* Figure content listings:
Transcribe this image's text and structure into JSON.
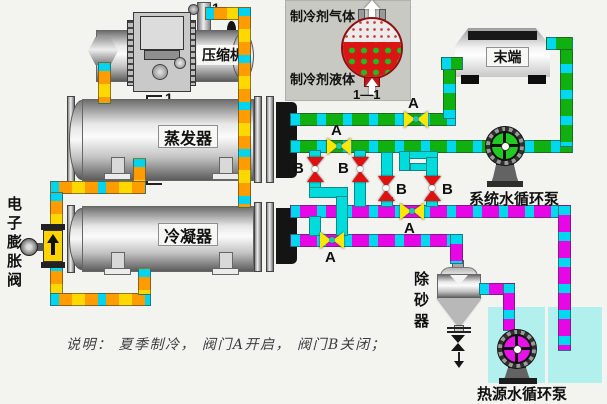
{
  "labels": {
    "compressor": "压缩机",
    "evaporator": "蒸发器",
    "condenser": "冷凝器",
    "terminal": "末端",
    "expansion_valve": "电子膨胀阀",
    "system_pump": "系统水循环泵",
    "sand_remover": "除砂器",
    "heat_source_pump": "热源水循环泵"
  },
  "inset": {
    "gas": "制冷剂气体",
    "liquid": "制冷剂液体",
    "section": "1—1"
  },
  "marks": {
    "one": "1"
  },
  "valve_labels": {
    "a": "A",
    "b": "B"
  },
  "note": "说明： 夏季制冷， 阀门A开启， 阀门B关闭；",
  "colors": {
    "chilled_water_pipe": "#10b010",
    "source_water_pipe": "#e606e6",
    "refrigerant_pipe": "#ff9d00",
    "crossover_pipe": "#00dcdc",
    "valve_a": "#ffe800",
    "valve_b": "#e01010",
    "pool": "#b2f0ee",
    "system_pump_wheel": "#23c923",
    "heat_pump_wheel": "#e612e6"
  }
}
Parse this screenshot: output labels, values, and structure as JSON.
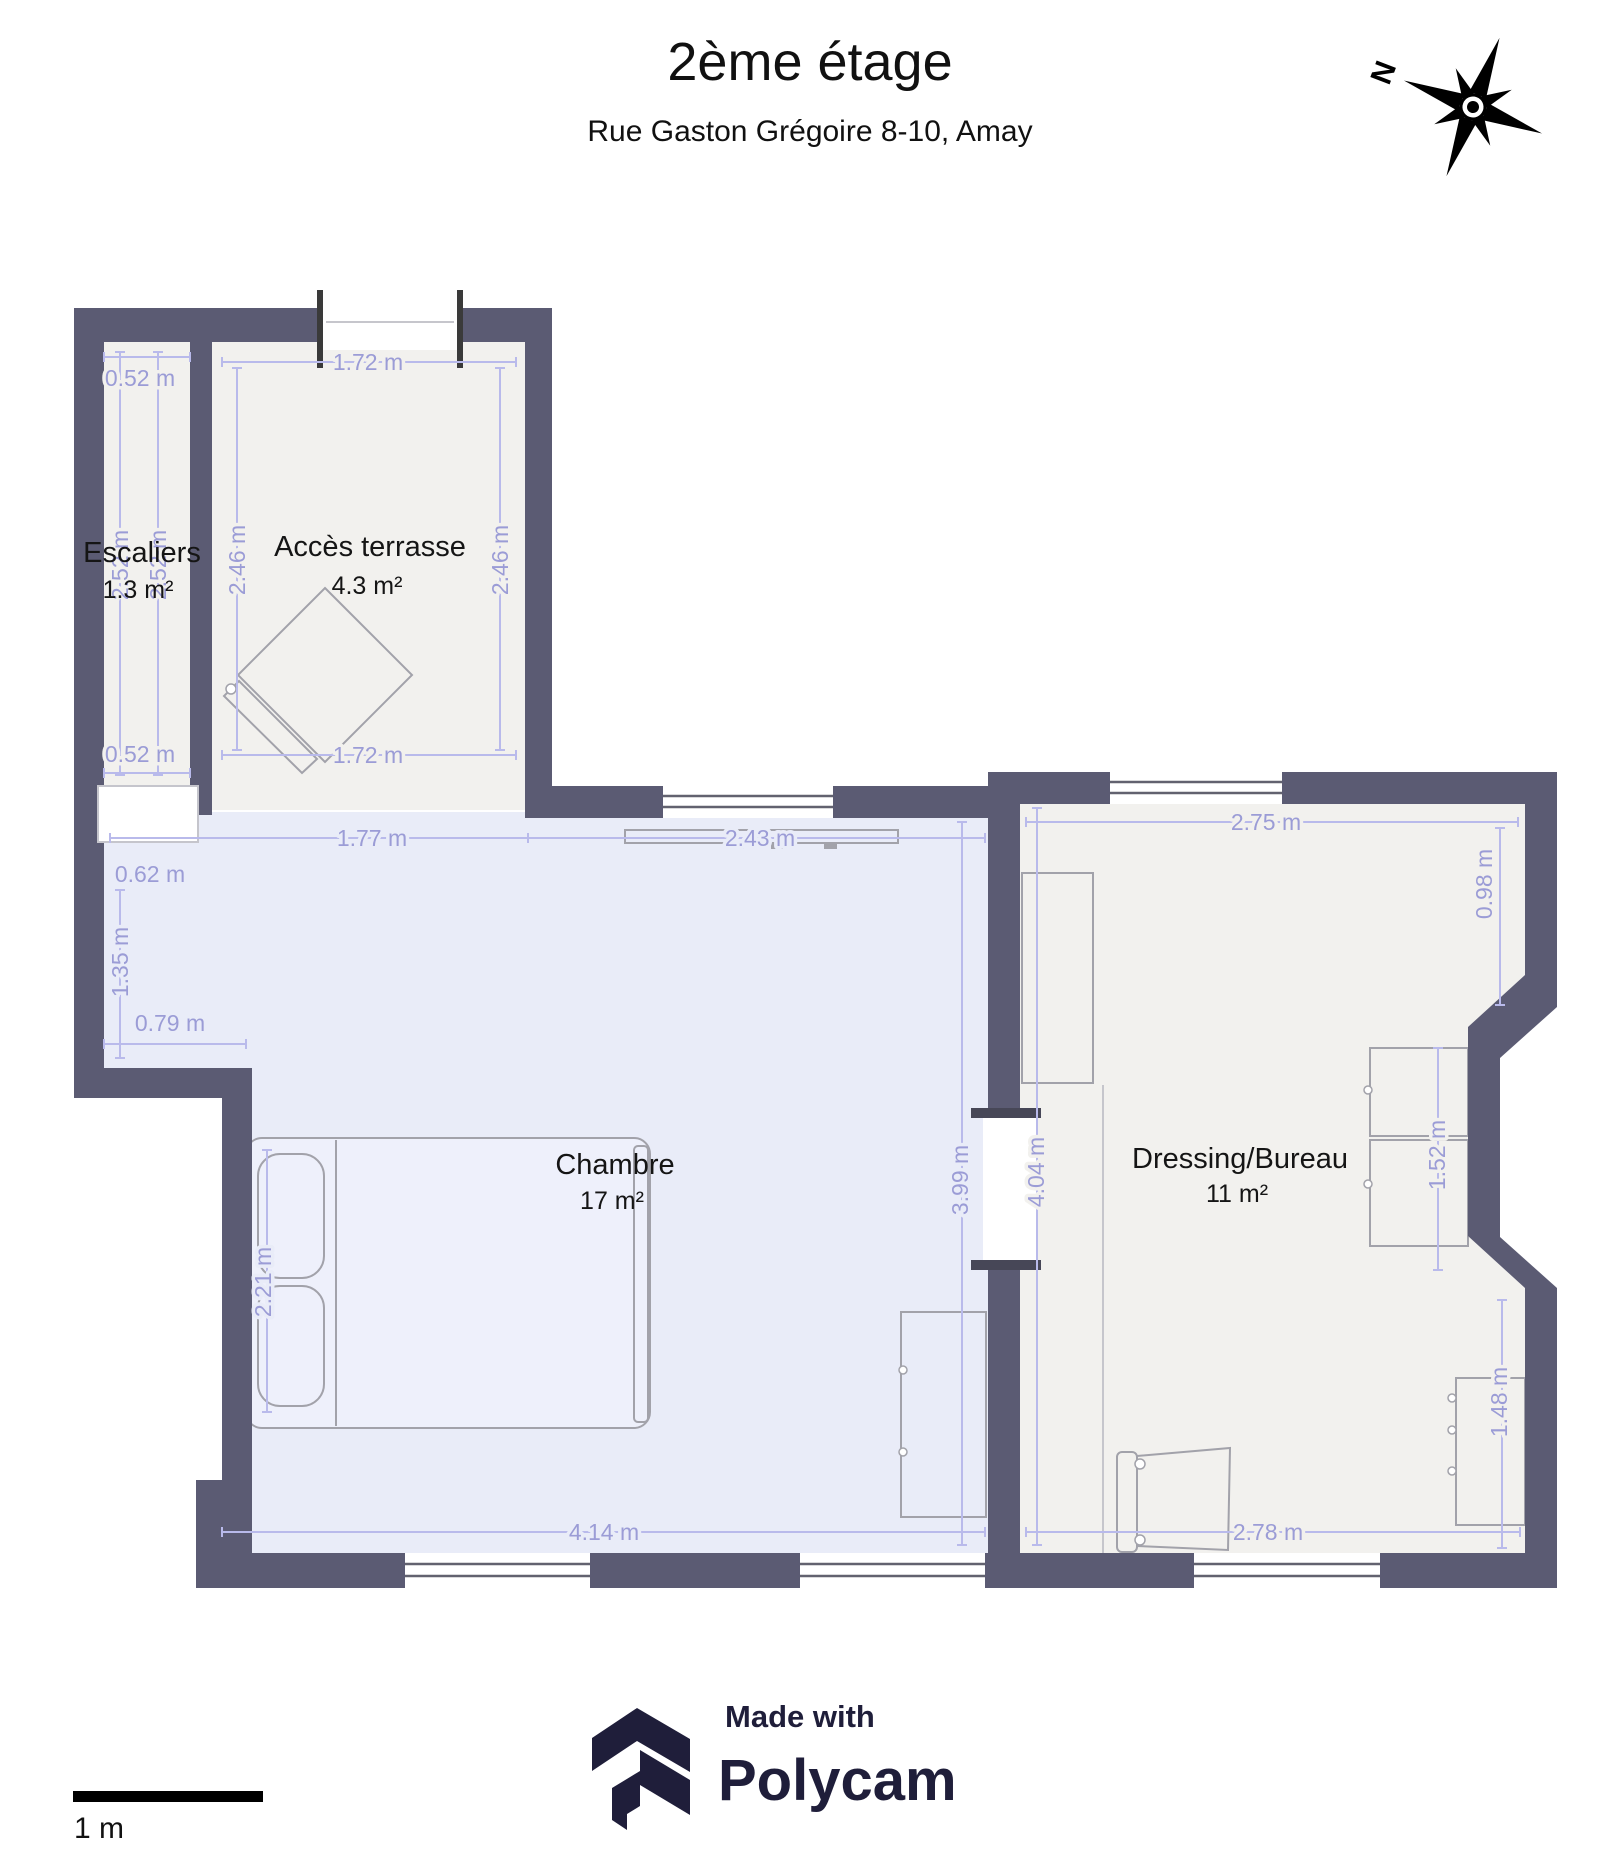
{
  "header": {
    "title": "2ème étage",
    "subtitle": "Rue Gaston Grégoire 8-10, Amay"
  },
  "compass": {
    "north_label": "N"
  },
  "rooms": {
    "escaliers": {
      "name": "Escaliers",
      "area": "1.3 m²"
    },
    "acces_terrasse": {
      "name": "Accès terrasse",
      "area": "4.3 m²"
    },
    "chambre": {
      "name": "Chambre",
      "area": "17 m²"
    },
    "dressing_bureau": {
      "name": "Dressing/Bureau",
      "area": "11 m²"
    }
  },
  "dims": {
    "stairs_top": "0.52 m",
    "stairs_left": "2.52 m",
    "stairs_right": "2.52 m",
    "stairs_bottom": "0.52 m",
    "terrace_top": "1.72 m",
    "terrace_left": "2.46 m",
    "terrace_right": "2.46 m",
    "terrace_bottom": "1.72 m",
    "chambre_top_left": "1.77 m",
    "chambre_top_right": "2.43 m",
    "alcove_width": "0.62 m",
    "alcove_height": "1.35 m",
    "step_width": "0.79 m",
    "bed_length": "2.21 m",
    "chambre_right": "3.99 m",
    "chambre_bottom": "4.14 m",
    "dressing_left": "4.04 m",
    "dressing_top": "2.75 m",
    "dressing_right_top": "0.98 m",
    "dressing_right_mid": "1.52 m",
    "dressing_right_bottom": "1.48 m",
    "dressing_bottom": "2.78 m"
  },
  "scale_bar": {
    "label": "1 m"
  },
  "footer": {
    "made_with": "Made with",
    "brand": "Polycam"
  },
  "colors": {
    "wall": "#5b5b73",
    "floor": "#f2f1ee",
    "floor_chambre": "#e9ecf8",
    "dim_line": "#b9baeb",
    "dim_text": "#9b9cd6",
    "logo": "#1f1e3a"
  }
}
...
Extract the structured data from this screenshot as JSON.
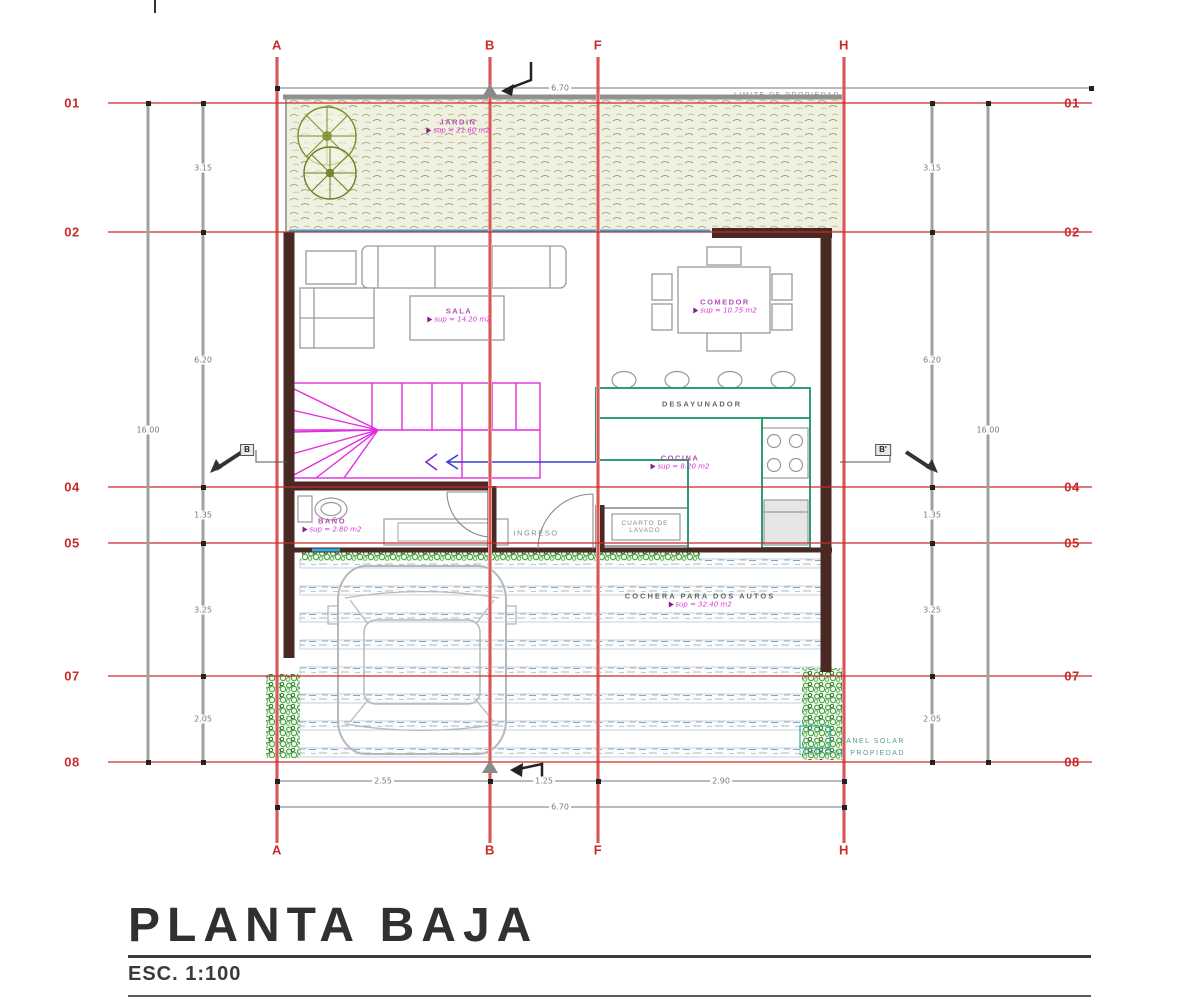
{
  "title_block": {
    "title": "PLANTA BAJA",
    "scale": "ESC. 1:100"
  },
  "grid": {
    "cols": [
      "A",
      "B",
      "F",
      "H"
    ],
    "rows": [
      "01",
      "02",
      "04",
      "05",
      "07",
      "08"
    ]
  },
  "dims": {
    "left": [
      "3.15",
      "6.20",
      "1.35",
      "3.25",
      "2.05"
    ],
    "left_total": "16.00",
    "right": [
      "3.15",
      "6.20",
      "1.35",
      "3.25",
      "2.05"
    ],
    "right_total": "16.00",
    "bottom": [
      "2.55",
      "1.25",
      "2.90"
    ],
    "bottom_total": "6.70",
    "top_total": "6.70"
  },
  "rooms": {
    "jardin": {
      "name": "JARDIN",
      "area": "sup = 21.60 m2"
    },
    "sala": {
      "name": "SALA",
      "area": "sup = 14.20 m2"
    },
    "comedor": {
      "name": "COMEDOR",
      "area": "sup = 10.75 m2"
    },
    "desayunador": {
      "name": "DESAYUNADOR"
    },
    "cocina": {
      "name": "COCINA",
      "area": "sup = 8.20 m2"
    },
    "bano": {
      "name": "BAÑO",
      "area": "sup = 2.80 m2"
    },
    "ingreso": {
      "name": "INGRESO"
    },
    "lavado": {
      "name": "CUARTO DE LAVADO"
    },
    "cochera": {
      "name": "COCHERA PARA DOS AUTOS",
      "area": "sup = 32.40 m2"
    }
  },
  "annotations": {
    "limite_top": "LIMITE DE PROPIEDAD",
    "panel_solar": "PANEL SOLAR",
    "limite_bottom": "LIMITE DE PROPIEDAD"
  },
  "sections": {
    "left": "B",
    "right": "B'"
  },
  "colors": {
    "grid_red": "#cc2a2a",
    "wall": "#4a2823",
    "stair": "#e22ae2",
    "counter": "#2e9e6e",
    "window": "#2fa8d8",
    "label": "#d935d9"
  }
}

* REQUIREMENT:
The word "PROPIEDAD" may occur in lines of the records. Report how many such lines there are, giving only the number.

* EXPECTED ANSWER:
2